What is asked: Collect each line holding the string "text".

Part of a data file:

######

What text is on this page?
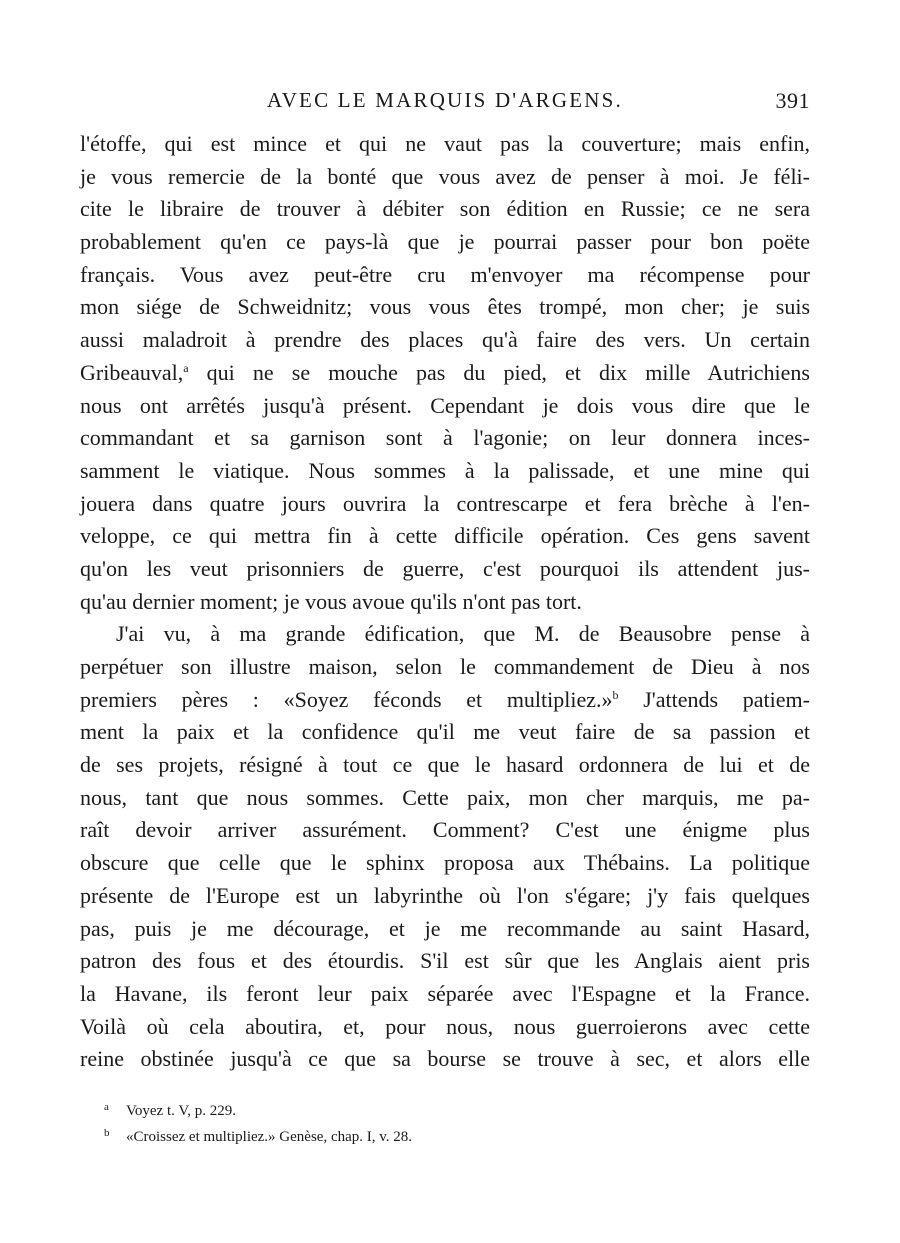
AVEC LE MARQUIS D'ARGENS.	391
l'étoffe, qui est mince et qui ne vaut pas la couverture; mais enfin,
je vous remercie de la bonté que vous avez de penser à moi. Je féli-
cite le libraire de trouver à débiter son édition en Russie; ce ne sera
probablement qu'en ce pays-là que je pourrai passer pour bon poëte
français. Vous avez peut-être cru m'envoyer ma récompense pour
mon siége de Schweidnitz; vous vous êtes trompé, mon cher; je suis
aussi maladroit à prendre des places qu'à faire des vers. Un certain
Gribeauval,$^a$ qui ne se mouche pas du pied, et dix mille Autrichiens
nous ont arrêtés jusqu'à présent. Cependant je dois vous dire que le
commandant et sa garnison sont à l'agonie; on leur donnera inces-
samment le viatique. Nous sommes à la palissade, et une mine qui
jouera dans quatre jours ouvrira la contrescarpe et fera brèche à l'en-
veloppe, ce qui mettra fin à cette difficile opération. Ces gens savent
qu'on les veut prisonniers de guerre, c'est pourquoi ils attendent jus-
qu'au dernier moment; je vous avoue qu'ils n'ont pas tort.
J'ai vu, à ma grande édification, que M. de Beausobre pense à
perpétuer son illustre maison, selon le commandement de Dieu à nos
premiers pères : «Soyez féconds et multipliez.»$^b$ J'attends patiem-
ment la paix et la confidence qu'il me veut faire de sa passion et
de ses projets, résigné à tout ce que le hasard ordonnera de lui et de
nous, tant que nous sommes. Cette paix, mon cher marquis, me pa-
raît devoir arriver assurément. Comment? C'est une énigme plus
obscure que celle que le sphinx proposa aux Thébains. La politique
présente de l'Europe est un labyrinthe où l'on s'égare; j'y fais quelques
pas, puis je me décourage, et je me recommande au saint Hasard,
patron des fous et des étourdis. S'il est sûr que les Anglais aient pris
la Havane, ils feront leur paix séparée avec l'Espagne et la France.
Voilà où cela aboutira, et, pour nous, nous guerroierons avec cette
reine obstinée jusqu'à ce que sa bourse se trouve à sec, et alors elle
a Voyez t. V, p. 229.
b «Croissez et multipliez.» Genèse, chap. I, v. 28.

######

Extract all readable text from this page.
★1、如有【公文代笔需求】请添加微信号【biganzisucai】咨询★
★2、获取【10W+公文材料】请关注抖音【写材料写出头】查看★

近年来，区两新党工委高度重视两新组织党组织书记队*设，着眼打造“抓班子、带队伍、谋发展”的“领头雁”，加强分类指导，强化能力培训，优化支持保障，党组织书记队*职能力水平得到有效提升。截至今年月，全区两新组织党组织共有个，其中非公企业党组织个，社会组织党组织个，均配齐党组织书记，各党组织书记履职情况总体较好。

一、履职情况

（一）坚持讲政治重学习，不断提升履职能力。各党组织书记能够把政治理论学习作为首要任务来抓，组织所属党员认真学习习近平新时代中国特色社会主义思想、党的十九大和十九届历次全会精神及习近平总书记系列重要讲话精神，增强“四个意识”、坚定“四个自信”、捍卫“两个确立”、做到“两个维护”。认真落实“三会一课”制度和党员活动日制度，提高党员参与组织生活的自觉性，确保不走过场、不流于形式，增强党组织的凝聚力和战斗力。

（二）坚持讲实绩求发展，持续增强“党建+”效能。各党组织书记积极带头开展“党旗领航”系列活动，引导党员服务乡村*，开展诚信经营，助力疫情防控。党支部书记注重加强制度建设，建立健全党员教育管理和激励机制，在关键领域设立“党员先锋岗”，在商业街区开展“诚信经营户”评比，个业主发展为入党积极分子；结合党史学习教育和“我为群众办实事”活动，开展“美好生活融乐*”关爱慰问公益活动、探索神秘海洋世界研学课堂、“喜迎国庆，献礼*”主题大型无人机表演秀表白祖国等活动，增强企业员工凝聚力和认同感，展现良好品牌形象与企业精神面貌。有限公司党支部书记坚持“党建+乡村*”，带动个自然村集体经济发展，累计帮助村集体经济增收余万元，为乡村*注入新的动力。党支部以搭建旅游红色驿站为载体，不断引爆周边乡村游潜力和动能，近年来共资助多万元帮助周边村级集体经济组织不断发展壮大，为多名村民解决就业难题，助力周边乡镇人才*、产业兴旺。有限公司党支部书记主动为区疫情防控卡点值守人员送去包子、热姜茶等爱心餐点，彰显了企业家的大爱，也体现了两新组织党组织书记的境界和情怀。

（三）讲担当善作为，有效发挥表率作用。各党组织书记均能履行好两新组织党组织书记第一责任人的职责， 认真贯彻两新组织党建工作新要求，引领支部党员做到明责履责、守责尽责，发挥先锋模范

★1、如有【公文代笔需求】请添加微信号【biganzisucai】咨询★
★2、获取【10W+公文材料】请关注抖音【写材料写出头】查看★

######

Written solution:
What text is on this page?
Extract all readable text from this page.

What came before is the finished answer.